- Problem -
Read the entries below and pull out each line with the string "type".
======
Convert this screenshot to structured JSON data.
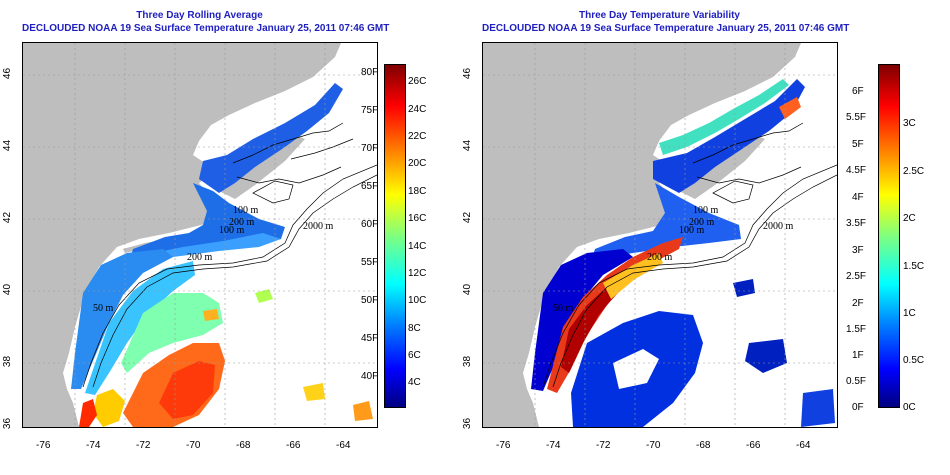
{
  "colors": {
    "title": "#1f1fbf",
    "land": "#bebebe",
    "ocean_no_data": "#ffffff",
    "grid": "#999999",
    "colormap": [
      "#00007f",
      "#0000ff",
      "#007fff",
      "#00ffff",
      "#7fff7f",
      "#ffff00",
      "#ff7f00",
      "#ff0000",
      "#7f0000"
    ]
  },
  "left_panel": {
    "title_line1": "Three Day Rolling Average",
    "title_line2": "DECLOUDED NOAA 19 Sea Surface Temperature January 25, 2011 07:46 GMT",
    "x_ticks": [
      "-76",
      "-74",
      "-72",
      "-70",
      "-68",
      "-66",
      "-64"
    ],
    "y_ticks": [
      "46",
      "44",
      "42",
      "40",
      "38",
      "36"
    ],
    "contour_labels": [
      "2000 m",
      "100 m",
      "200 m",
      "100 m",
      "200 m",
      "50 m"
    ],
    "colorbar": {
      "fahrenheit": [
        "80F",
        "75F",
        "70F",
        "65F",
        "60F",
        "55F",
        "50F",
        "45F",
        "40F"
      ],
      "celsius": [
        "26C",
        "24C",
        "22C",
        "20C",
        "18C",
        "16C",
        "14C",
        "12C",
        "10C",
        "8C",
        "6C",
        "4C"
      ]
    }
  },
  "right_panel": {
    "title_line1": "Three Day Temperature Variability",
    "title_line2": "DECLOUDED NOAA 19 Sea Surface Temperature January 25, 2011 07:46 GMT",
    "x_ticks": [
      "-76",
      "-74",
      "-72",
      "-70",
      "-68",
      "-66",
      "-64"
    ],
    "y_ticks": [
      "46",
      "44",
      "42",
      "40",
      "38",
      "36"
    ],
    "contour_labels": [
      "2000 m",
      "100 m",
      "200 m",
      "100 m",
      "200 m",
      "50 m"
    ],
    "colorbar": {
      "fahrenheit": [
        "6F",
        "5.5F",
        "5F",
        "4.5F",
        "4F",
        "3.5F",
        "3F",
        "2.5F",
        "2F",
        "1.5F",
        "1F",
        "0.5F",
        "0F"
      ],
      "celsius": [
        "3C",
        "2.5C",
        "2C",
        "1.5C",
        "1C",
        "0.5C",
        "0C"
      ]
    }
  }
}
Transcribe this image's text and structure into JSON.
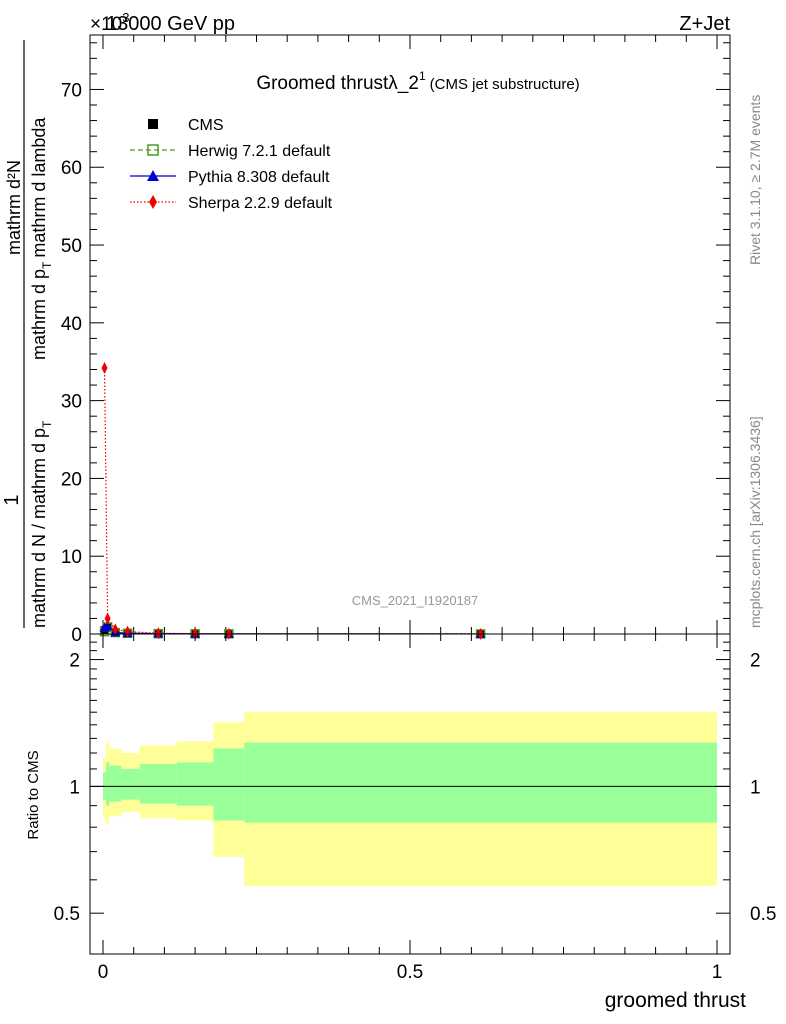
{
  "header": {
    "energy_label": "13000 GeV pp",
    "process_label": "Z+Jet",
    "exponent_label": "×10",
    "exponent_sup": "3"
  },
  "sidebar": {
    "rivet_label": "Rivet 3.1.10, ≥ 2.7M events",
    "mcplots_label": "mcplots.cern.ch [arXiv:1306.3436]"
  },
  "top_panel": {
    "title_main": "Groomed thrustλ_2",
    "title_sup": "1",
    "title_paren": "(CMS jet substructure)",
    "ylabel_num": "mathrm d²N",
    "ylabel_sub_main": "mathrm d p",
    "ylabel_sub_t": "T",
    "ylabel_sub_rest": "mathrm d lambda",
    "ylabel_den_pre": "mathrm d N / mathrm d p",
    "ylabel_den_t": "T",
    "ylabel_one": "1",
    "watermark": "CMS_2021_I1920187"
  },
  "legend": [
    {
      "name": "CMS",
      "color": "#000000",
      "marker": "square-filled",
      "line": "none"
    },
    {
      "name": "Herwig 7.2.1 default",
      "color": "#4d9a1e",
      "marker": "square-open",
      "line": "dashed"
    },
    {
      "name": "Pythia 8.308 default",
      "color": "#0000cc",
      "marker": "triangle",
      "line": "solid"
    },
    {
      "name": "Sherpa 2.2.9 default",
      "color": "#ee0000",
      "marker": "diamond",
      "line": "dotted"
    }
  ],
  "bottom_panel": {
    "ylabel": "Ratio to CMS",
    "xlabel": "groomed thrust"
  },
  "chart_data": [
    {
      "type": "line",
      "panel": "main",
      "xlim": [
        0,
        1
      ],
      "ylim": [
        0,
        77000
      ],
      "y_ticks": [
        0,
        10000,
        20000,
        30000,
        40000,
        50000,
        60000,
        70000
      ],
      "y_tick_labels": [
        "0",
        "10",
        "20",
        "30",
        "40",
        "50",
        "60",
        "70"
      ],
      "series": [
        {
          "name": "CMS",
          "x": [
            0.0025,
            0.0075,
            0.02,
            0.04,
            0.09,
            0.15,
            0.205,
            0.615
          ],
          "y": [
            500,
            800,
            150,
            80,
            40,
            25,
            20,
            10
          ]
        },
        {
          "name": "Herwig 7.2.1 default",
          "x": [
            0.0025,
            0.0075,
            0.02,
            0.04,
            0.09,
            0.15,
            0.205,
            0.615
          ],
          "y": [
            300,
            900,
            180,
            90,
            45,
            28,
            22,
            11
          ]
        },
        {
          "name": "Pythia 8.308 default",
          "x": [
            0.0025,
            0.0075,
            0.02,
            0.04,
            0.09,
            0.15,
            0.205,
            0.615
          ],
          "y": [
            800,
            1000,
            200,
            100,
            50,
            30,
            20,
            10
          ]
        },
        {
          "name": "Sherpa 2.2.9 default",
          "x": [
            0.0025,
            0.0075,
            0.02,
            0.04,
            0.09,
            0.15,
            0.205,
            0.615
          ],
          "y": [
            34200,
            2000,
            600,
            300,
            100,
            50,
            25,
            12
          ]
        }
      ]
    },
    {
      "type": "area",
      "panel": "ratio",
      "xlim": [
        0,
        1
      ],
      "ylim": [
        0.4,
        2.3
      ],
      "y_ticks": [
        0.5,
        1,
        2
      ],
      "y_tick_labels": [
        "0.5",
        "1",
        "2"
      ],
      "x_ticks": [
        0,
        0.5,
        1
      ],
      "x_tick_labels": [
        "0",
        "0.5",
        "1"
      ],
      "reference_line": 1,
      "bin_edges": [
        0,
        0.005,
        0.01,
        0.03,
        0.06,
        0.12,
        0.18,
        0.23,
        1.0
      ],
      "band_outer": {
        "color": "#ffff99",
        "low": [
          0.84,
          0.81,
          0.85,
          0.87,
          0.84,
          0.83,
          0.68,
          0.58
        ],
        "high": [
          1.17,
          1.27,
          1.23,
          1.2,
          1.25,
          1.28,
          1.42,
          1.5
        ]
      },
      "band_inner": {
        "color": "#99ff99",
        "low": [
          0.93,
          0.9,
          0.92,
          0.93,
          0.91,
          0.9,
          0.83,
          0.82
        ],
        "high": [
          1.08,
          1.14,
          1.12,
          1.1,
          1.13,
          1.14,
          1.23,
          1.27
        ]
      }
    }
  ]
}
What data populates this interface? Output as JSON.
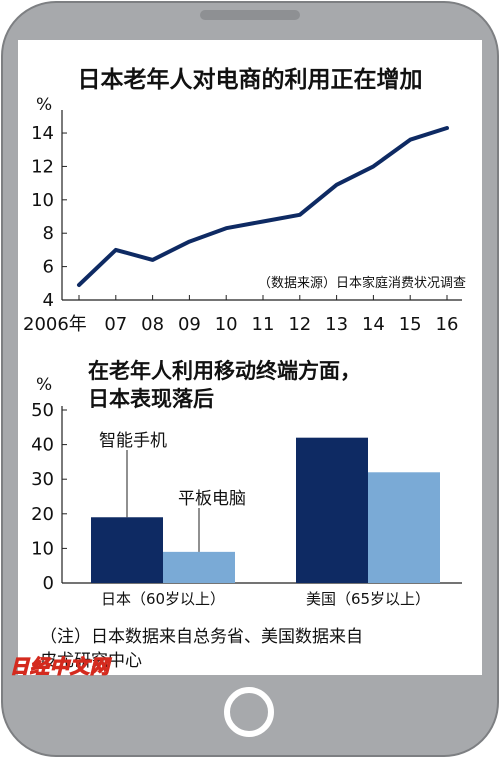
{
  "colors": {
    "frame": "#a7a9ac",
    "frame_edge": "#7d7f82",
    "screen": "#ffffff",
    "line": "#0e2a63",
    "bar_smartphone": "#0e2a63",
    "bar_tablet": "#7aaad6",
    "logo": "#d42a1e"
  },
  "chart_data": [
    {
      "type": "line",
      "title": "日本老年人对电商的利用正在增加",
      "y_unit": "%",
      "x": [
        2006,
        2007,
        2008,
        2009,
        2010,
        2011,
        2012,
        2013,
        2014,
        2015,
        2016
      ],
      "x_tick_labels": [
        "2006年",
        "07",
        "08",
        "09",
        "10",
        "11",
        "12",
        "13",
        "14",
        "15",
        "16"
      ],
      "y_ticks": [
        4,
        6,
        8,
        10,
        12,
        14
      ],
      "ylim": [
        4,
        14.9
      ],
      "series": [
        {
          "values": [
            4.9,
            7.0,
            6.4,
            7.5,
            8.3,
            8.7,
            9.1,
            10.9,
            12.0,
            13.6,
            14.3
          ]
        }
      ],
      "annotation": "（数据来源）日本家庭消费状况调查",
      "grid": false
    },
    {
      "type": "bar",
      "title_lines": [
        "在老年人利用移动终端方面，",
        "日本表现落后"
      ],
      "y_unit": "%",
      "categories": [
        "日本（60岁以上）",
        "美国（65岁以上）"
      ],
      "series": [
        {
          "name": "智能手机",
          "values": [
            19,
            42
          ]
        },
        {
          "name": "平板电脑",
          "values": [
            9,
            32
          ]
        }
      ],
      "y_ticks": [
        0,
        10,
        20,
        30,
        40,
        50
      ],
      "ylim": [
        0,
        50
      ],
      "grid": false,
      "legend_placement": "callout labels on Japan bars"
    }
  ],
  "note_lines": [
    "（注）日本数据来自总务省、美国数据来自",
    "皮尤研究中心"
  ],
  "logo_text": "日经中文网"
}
======
- The completed task -
      "type": "line",
      "type": "area",
      "type": "line",
      "type": "bar",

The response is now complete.